(Dataset entries)
*** Block opens ***
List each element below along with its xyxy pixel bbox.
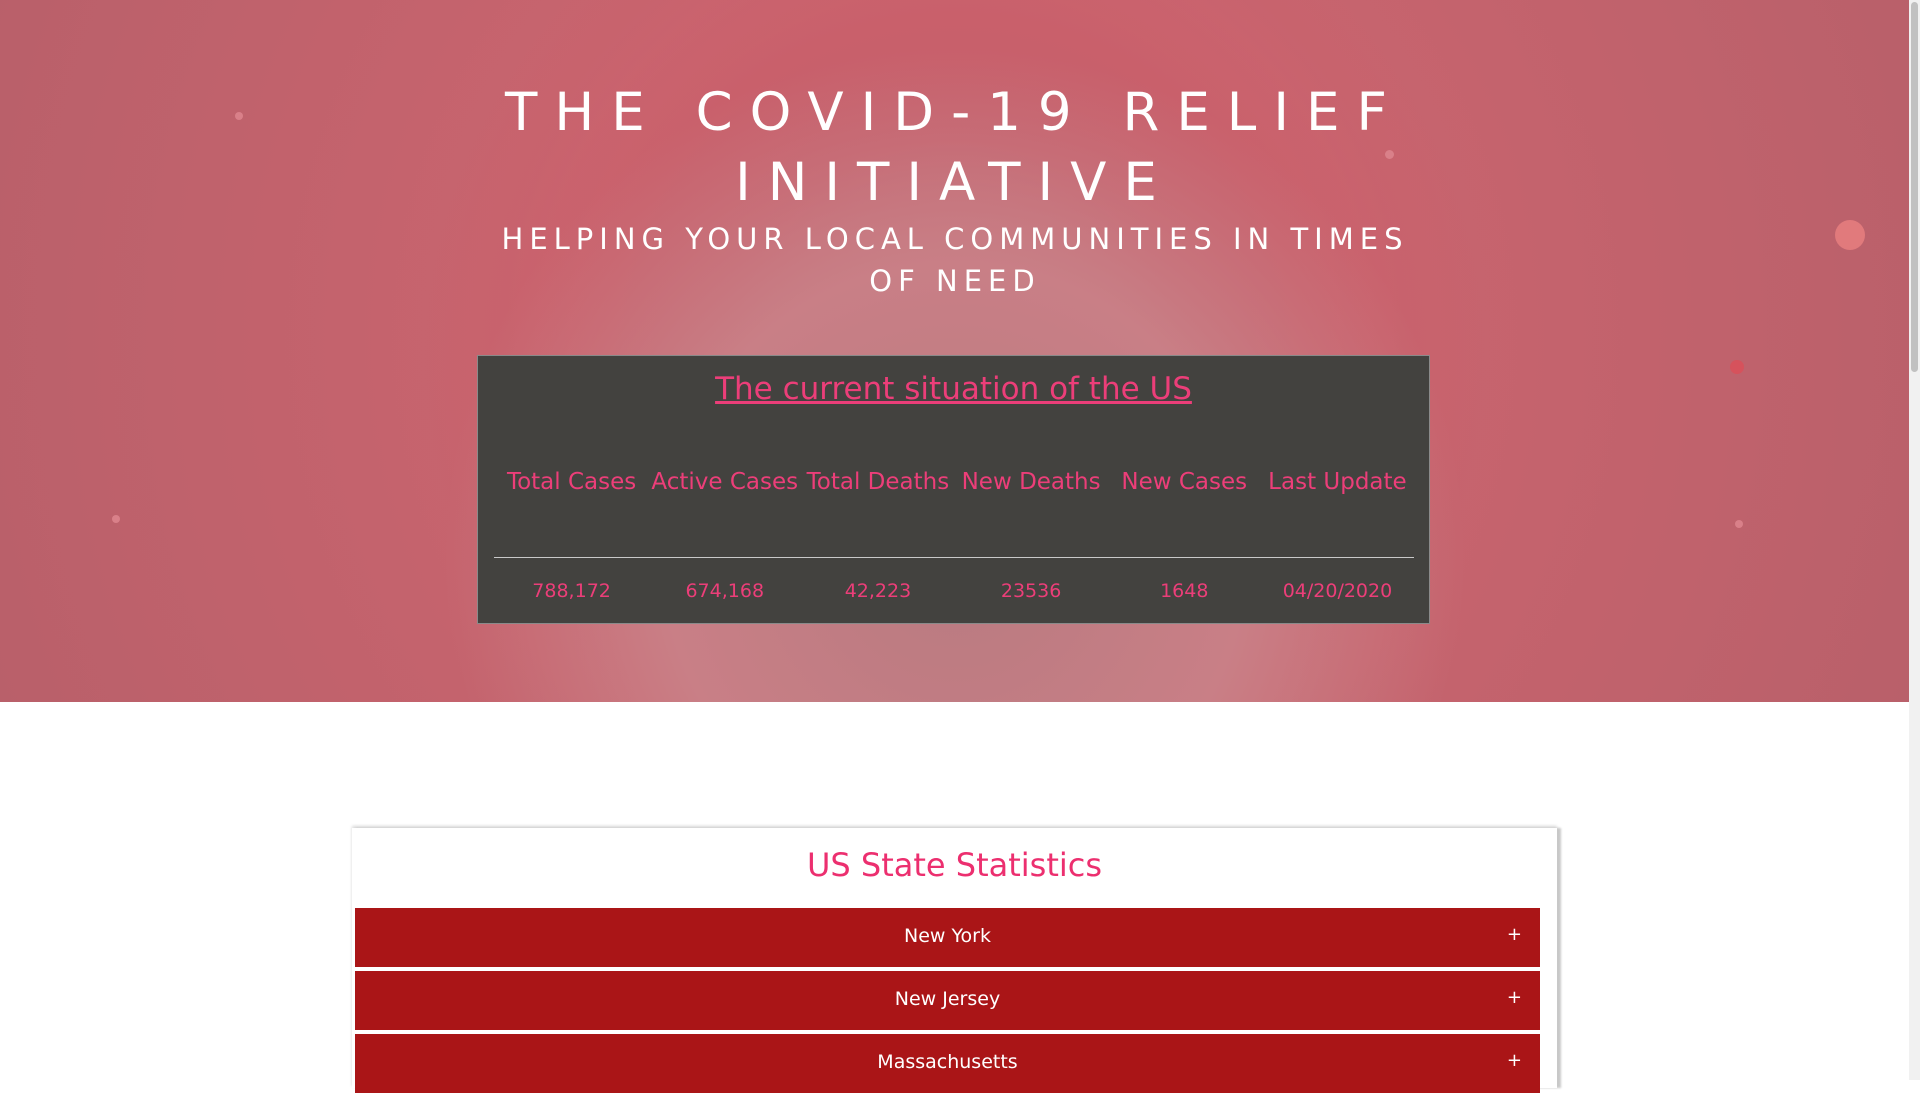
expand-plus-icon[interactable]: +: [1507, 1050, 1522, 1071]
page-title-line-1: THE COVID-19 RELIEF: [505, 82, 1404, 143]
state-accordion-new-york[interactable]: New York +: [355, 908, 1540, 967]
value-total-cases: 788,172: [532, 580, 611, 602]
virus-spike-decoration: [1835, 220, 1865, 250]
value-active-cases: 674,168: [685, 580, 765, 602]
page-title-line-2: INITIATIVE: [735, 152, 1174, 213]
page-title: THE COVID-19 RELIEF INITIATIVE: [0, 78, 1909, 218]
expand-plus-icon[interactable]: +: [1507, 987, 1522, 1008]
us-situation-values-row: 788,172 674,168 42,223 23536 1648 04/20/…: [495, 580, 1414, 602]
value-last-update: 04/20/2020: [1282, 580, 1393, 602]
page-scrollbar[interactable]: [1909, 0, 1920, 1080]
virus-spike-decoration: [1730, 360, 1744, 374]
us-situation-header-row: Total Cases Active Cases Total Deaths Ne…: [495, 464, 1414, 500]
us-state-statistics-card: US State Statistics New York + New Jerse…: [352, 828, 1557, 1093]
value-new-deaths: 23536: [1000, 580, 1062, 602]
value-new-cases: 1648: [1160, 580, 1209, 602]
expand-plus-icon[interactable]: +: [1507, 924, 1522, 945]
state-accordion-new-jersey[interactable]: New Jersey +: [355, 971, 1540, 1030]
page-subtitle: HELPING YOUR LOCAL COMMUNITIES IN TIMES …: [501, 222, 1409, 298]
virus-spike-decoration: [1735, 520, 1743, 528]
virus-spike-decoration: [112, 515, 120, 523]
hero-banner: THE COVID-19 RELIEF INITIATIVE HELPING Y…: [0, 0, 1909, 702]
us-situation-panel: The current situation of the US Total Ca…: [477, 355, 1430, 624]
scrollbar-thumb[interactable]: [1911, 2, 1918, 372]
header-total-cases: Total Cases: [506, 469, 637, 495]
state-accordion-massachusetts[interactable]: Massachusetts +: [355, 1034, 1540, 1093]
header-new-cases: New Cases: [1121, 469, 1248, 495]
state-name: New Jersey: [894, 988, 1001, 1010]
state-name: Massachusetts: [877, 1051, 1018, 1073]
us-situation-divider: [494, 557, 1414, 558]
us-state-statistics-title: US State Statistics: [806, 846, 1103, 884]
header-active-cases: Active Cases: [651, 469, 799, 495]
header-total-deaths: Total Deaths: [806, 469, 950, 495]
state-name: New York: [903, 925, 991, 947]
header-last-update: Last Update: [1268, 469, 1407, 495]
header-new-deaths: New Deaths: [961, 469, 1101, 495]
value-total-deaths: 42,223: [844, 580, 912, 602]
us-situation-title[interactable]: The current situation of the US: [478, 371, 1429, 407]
*** Block closes ***
PROMPT =
Line count for the string "decoration": please say how many lines in the entries above contain it, with no other words.

RESULT OF THE EXERCISE =
4